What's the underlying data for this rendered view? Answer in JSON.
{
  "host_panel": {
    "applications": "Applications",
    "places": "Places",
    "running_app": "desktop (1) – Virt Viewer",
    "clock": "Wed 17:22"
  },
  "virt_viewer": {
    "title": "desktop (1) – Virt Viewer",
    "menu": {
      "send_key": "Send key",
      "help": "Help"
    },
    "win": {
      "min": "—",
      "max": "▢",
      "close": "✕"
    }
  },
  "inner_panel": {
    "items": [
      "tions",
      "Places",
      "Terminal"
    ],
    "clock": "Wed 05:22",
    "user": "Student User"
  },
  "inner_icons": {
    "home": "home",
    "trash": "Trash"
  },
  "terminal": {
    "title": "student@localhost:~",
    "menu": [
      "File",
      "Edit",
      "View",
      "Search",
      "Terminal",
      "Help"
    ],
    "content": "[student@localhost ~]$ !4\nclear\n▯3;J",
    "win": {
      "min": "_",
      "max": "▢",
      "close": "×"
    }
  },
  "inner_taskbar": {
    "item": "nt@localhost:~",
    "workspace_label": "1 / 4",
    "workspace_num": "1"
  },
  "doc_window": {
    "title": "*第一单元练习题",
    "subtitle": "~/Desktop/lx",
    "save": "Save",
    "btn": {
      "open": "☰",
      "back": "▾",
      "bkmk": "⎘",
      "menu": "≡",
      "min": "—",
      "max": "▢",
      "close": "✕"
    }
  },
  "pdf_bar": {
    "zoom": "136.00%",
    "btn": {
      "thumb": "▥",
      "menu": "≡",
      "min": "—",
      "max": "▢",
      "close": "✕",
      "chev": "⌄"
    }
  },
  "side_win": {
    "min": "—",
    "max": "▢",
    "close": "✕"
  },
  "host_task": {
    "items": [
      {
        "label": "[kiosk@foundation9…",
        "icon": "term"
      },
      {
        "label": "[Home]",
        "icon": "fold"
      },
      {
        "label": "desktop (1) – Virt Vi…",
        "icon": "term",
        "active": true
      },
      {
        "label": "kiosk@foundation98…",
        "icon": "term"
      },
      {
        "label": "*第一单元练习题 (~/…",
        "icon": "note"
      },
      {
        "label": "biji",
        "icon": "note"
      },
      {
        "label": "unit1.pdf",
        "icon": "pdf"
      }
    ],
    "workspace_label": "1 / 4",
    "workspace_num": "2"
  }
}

************

▶ **SHORT PROBLEM**: Reproduce each record shown above without altering a single word.

▶ **RESPONSE TO THE TASK**:
What's the underlying data for this rendered view? Answer in JSON.
{
  "host_panel": {
    "applications": "Applications",
    "places": "Places",
    "running_app": "desktop (1) – Virt Viewer",
    "clock": "Wed 17:22"
  },
  "virt_viewer": {
    "title": "desktop (1) – Virt Viewer",
    "menu": {
      "send_key": "Send key",
      "help": "Help"
    },
    "win": {
      "min": "—",
      "max": "▢",
      "close": "✕"
    }
  },
  "inner_panel": {
    "items": [
      "tions",
      "Places",
      "Terminal"
    ],
    "clock": "Wed 05:22",
    "user": "Student User"
  },
  "inner_icons": {
    "home": "home",
    "trash": "Trash"
  },
  "terminal": {
    "title": "student@localhost:~",
    "menu": [
      "File",
      "Edit",
      "View",
      "Search",
      "Terminal",
      "Help"
    ],
    "content": "[student@localhost ~]$ !4\nclear\n▯3;J",
    "win": {
      "min": "_",
      "max": "▢",
      "close": "×"
    }
  },
  "inner_taskbar": {
    "item": "nt@localhost:~",
    "workspace_label": "1 / 4",
    "workspace_num": "1"
  },
  "doc_window": {
    "title": "*第一单元练习题",
    "subtitle": "~/Desktop/lx",
    "save": "Save",
    "btn": {
      "open": "☰",
      "back": "▾",
      "bkmk": "⎘",
      "menu": "≡",
      "min": "—",
      "max": "▢",
      "close": "✕"
    }
  },
  "pdf_bar": {
    "zoom": "136.00%",
    "btn": {
      "thumb": "▥",
      "menu": "≡",
      "min": "—",
      "max": "▢",
      "close": "✕",
      "chev": "⌄"
    }
  },
  "side_win": {
    "min": "—",
    "max": "▢",
    "close": "✕"
  },
  "host_task": {
    "items": [
      {
        "label": "[kiosk@foundation9…",
        "icon": "term"
      },
      {
        "label": "[Home]",
        "icon": "fold"
      },
      {
        "label": "desktop (1) – Virt Vi…",
        "icon": "term",
        "active": true
      },
      {
        "label": "kiosk@foundation98…",
        "icon": "term"
      },
      {
        "label": "*第一单元练习题 (~/…",
        "icon": "note"
      },
      {
        "label": "biji",
        "icon": "note"
      },
      {
        "label": "unit1.pdf",
        "icon": "pdf"
      }
    ],
    "workspace_label": "1 / 4",
    "workspace_num": "2"
  }
}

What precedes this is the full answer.